Print the listing that follows, character for character.

======== RECORDS FOR THE TASK ========

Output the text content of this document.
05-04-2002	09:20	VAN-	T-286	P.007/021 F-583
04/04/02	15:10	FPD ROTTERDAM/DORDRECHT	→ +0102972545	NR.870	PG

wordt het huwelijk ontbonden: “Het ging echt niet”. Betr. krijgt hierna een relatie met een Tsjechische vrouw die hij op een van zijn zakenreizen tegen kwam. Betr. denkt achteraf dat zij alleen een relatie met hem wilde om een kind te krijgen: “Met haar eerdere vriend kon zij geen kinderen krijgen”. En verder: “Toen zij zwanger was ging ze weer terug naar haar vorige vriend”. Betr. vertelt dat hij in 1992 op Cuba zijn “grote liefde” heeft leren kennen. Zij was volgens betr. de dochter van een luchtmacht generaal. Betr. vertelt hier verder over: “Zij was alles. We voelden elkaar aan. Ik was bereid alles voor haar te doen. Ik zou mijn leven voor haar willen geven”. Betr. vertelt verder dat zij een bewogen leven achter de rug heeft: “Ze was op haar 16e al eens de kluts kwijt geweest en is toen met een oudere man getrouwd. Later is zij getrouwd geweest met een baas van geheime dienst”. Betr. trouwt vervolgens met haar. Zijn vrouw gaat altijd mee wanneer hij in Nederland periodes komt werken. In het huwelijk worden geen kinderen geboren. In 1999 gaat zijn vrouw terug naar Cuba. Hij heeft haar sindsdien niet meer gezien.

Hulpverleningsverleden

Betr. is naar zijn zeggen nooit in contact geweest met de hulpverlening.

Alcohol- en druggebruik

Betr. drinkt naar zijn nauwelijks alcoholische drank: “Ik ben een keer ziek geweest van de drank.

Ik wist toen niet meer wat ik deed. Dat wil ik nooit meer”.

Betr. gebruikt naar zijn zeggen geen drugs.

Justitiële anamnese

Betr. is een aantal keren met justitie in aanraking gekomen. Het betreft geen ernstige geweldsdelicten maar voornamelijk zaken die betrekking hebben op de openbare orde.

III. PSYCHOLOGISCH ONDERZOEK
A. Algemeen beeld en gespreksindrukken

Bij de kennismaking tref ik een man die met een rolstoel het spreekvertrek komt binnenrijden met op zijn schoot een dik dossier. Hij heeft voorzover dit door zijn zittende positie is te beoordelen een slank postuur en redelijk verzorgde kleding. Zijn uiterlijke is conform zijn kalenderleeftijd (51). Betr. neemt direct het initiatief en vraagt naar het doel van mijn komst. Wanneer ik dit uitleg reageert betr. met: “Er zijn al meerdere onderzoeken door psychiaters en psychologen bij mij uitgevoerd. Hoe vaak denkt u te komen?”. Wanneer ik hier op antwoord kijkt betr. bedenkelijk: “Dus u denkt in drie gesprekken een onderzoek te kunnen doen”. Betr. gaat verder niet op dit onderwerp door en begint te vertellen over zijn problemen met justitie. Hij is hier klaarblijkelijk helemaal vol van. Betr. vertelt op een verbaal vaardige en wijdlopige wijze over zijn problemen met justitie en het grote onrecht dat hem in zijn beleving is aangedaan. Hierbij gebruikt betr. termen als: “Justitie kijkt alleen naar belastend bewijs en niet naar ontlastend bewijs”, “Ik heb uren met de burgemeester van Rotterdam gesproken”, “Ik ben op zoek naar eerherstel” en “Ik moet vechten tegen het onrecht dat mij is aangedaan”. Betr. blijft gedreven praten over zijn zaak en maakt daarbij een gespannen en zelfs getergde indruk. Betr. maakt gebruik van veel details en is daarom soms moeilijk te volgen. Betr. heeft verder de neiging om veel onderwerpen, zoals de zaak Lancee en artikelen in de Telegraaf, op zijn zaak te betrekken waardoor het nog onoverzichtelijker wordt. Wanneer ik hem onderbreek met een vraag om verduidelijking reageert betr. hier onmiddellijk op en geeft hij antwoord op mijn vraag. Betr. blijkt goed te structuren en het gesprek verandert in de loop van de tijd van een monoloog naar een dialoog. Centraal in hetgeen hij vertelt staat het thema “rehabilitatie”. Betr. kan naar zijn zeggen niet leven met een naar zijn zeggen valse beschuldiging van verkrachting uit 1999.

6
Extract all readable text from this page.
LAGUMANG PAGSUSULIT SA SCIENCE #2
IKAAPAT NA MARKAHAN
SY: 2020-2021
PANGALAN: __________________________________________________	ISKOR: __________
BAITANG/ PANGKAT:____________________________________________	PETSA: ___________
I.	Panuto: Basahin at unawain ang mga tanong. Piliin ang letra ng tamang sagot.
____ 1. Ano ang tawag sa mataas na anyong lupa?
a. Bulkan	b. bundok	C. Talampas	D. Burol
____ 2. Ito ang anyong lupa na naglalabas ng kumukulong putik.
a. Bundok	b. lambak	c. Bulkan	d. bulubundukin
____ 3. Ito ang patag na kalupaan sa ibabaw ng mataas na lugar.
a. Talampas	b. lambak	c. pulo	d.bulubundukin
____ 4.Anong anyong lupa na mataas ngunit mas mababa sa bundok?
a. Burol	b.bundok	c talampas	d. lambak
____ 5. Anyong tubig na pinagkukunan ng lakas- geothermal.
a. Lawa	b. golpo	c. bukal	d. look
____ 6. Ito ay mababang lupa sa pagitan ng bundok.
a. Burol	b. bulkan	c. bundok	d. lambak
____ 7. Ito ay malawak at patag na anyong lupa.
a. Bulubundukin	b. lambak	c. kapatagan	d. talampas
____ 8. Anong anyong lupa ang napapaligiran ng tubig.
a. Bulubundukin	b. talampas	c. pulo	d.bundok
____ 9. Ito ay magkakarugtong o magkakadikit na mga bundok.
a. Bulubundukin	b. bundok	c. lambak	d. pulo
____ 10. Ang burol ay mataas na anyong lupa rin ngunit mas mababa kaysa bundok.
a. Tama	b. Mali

========

• [RESPONSE TO THE EXERCISE]:
Output the text content of this document.
05-04-2002	09:20	VAN-	T-286	P.007/021 F-583
04/04/02	15:10	FPD ROTTERDAM/DORDRECHT	→ +0102972545	NR.870	PG

wordt het huwelijk ontbonden: “Het ging echt niet”. Betr. krijgt hierna een relatie met een Tsjechische vrouw die hij op een van zijn zakenreizen tegen kwam. Betr. denkt achteraf dat zij alleen een relatie met hem wilde om een kind te krijgen: “Met haar eerdere vriend kon zij geen kinderen krijgen”. En verder: “Toen zij zwanger was ging ze weer terug naar haar vorige vriend”. Betr. vertelt dat hij in 1992 op Cuba zijn “grote liefde” heeft leren kennen. Zij was volgens betr. de dochter van een luchtmacht generaal. Betr. vertelt hier verder over: “Zij was alles. We voelden elkaar aan. Ik was bereid alles voor haar te doen. Ik zou mijn leven voor haar willen geven”. Betr. vertelt verder dat zij een bewogen leven achter de rug heeft: “Ze was op haar 16e al eens de kluts kwijt geweest en is toen met een oudere man getrouwd. Later is zij getrouwd geweest met een baas van geheime dienst”. Betr. trouwt vervolgens met haar. Zijn vrouw gaat altijd mee wanneer hij in Nederland periodes komt werken. In het huwelijk worden geen kinderen geboren. In 1999 gaat zijn vrouw terug naar Cuba. Hij heeft haar sindsdien niet meer gezien.

Hulpverleningsverleden

Betr. is naar zijn zeggen nooit in contact geweest met de hulpverlening.

Alcohol- en druggebruik

Betr. drinkt naar zijn nauwelijks alcoholische drank: “Ik ben een keer ziek geweest van de drank.

Ik wist toen niet meer wat ik deed. Dat wil ik nooit meer”.

Betr. gebruikt naar zijn zeggen geen drugs.

Justitiële anamnese

Betr. is een aantal keren met justitie in aanraking gekomen. Het betreft geen ernstige geweldsdelicten maar voornamelijk zaken die betrekking hebben op de openbare orde.

III. PSYCHOLOGISCH ONDERZOEK
A. Algemeen beeld en gespreksindrukken

Bij de kennismaking tref ik een man die met een rolstoel het spreekvertrek komt binnenrijden met op zijn schoot een dik dossier. Hij heeft voorzover dit door zijn zittende positie is te beoordelen een slank postuur en redelijk verzorgde kleding. Zijn uiterlijke is conform zijn kalenderleeftijd (51). Betr. neemt direct het initiatief en vraagt naar het doel van mijn komst. Wanneer ik dit uitleg reageert betr. met: “Er zijn al meerdere onderzoeken door psychiaters en psychologen bij mij uitgevoerd. Hoe vaak denkt u te komen?”. Wanneer ik hier op antwoord kijkt betr. bedenkelijk: “Dus u denkt in drie gesprekken een onderzoek te kunnen doen”. Betr. gaat verder niet op dit onderwerp door en begint te vertellen over zijn problemen met justitie. Hij is hier klaarblijkelijk helemaal vol van. Betr. vertelt op een verbaal vaardige en wijdlopige wijze over zijn problemen met justitie en het grote onrecht dat hem in zijn beleving is aangedaan. Hierbij gebruikt betr. termen als: “Justitie kijkt alleen naar belastend bewijs en niet naar ontlastend bewijs”, “Ik heb uren met de burgemeester van Rotterdam gesproken”, “Ik ben op zoek naar eerherstel” en “Ik moet vechten tegen het onrecht dat mij is aangedaan”. Betr. blijft gedreven praten over zijn zaak en maakt daarbij een gespannen en zelfs getergde indruk. Betr. maakt gebruik van veel details en is daarom soms moeilijk te volgen. Betr. heeft verder de neiging om veel onderwerpen, zoals de zaak Lancee en artikelen in de Telegraaf, op zijn zaak te betrekken waardoor het nog onoverzichtelijker wordt. Wanneer ik hem onderbreek met een vraag om verduidelijking reageert betr. hier onmiddellijk op en geeft hij antwoord op mijn vraag. Betr. blijkt goed te structuren en het gesprek verandert in de loop van de tijd van een monoloog naar een dialoog. Centraal in hetgeen hij vertelt staat het thema “rehabilitatie”. Betr. kan naar zijn zeggen niet leven met een naar zijn zeggen valse beschuldiging van verkrachting uit 1999.

6
Extract all readable text from this page.
LAGUMANG PAGSUSULIT SA SCIENCE #2
IKAAPAT NA MARKAHAN
SY: 2020-2021
PANGALAN: __________________________________________________	ISKOR: __________
BAITANG/ PANGKAT:____________________________________________	PETSA: ___________
I.	Panuto: Basahin at unawain ang mga tanong. Piliin ang letra ng tamang sagot.
____ 1. Ano ang tawag sa mataas na anyong lupa?
a. Bulkan	b. bundok	C. Talampas	D. Burol
____ 2. Ito ang anyong lupa na naglalabas ng kumukulong putik.
a. Bundok	b. lambak	c. Bulkan	d. bulubundukin
____ 3. Ito ang patag na kalupaan sa ibabaw ng mataas na lugar.
a. Talampas	b. lambak	c. pulo	d.bulubundukin
____ 4.Anong anyong lupa na mataas ngunit mas mababa sa bundok?
a. Burol	b.bundok	c talampas	d. lambak
____ 5. Anyong tubig na pinagkukunan ng lakas- geothermal.
a. Lawa	b. golpo	c. bukal	d. look
____ 6. Ito ay mababang lupa sa pagitan ng bundok.
a. Burol	b. bulkan	c. bundok	d. lambak
____ 7. Ito ay malawak at patag na anyong lupa.
a. Bulubundukin	b. lambak	c. kapatagan	d. talampas
____ 8. Anong anyong lupa ang napapaligiran ng tubig.
a. Bulubundukin	b. talampas	c. pulo	d.bundok
____ 9. Ito ay magkakarugtong o magkakadikit na mga bundok.
a. Bulubundukin	b. bundok	c. lambak	d. pulo
____ 10. Ang burol ay mataas na anyong lupa rin ngunit mas mababa kaysa bundok.
a. Tama	b. Mali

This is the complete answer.